Exercise goal >> In the listing, rename "focus-thumbnail" as "focus-image" from the line containing "sub-nav-worldeye[interactable]: ワールドEYE [507,23,568,43]" up to and including the line containing "font-size-large[interactable]: 大 [758,173,778,192]". Reproduce only those lines, with everything else left unchanged.

Provided material >>
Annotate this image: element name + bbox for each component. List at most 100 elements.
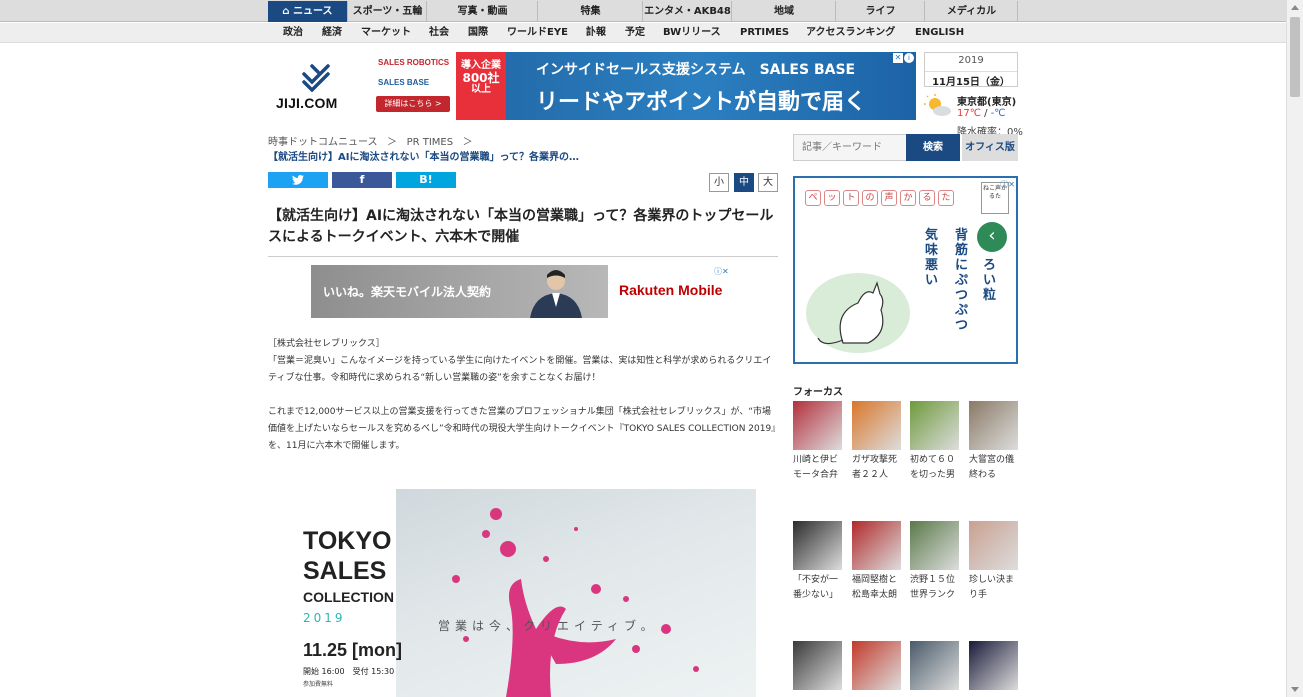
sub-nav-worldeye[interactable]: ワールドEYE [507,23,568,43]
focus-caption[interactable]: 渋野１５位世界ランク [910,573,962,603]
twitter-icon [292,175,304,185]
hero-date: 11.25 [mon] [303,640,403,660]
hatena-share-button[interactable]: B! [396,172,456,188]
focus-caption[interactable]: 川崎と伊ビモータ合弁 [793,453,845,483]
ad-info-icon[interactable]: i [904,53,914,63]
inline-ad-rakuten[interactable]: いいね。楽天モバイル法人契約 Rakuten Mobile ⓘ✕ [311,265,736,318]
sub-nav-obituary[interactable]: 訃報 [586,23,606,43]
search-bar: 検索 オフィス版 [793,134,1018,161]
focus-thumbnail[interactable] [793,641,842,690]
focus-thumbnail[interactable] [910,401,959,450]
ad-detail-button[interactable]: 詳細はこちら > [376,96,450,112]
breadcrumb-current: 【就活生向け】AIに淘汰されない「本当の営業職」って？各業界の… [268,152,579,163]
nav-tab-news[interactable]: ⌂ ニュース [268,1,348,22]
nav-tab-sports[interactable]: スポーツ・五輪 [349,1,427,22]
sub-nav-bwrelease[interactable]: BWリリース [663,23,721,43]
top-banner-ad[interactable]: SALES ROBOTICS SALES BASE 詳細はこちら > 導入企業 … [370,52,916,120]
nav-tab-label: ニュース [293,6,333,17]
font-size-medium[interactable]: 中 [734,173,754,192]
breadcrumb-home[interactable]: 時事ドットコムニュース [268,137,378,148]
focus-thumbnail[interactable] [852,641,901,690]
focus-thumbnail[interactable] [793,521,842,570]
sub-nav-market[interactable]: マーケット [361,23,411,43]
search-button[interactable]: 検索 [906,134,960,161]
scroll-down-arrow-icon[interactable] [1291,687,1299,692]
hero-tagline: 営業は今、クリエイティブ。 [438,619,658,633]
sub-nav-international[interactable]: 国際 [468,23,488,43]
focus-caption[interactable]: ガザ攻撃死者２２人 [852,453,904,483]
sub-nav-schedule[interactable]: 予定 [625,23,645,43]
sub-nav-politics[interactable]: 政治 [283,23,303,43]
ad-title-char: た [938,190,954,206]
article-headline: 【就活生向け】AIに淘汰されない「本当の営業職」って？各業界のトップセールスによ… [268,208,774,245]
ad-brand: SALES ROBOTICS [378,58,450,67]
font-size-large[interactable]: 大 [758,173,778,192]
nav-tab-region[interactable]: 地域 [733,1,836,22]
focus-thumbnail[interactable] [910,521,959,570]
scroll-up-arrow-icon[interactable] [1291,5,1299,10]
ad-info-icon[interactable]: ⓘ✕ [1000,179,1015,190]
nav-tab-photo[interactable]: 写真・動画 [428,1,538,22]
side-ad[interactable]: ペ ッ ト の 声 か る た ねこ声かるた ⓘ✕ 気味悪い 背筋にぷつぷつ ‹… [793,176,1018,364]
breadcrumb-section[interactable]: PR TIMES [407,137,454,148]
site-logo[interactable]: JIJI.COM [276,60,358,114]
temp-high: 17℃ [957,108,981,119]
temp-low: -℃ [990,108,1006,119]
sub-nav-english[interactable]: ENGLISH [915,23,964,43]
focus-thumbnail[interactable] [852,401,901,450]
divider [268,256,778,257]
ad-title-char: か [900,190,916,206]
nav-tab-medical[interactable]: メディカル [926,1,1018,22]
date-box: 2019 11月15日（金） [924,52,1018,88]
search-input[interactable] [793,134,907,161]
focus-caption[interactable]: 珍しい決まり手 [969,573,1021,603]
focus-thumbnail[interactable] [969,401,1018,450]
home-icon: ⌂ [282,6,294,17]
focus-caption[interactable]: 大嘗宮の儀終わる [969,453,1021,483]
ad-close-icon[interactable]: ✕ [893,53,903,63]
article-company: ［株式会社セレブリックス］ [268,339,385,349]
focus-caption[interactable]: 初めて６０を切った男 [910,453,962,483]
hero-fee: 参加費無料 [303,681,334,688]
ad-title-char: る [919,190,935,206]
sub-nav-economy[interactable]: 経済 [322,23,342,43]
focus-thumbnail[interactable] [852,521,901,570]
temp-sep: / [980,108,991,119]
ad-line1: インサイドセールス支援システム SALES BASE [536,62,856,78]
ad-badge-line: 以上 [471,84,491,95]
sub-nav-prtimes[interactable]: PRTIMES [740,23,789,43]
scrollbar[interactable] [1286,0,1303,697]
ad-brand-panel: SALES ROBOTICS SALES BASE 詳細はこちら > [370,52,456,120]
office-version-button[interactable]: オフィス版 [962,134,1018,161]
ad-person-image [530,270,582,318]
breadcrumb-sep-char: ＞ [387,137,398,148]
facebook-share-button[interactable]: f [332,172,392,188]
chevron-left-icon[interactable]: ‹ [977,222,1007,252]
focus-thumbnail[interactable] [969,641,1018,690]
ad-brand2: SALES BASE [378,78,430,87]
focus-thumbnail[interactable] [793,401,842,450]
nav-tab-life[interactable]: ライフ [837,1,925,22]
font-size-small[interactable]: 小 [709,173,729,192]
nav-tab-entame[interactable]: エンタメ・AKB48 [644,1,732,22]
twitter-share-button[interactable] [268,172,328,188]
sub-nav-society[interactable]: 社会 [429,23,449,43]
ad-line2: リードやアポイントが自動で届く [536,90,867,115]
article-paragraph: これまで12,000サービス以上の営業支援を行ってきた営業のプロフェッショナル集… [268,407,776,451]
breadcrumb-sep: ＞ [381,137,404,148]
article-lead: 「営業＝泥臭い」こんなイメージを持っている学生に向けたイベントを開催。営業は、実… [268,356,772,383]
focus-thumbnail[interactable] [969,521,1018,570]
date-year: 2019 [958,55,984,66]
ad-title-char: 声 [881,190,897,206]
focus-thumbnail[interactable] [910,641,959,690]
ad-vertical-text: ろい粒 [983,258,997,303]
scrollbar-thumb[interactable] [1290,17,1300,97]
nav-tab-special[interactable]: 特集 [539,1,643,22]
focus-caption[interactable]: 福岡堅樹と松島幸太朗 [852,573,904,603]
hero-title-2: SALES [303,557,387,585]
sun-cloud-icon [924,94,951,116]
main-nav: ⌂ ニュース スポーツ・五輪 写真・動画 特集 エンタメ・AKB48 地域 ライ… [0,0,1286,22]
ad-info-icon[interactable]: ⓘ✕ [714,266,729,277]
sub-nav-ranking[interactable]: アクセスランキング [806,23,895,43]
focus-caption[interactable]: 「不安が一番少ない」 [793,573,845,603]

Task answer >>
sub-nav-worldeye[interactable]: ワールドEYE [507,23,568,43]
focus-caption[interactable]: 渋野１５位世界ランク [910,573,962,603]
twitter-icon [292,175,304,185]
hero-date: 11.25 [mon] [303,640,403,660]
hatena-share-button[interactable]: B! [396,172,456,188]
focus-caption[interactable]: 川崎と伊ビモータ合弁 [793,453,845,483]
ad-info-icon[interactable]: i [904,53,914,63]
inline-ad-rakuten[interactable]: いいね。楽天モバイル法人契約 Rakuten Mobile ⓘ✕ [311,265,736,318]
sub-nav-obituary[interactable]: 訃報 [586,23,606,43]
search-bar: 検索 オフィス版 [793,134,1018,161]
focus-image[interactable] [793,641,842,690]
focus-image[interactable] [910,401,959,450]
ad-detail-button[interactable]: 詳細はこちら > [376,96,450,112]
breadcrumb-current: 【就活生向け】AIに淘汰されない「本当の営業職」って？各業界の… [268,152,579,163]
nav-tab-news[interactable]: ⌂ ニュース [268,1,348,22]
nav-tab-sports[interactable]: スポーツ・五輪 [349,1,427,22]
sub-nav-bwrelease[interactable]: BWリリース [663,23,721,43]
top-banner-ad[interactable]: SALES ROBOTICS SALES BASE 詳細はこちら > 導入企業 … [370,52,916,120]
nav-tab-label: ニュース [293,6,333,17]
font-size-medium[interactable]: 中 [734,173,754,192]
breadcrumb-home[interactable]: 時事ドットコムニュース [268,137,378,148]
focus-image[interactable] [852,641,901,690]
focus-image[interactable] [793,521,842,570]
sub-nav-market[interactable]: マーケット [361,23,411,43]
search-button[interactable]: 検索 [906,134,960,161]
scroll-down-arrow-icon[interactable] [1291,687,1299,692]
hero-tagline: 営業は今、クリエイティブ。 [438,619,658,633]
sub-nav-international[interactable]: 国際 [468,23,488,43]
focus-caption[interactable]: ガザ攻撃死者２２人 [852,453,904,483]
sub-nav-schedule[interactable]: 予定 [625,23,645,43]
sub-nav-politics[interactable]: 政治 [283,23,303,43]
ad-title-char: た [938,190,954,206]
article-headline: 【就活生向け】AIに淘汰されない「本当の営業職」って？各業界のトップセールスによ… [268,208,774,245]
ad-brand: SALES ROBOTICS [378,58,450,67]
font-size-large[interactable]: 大 [758,173,778,192]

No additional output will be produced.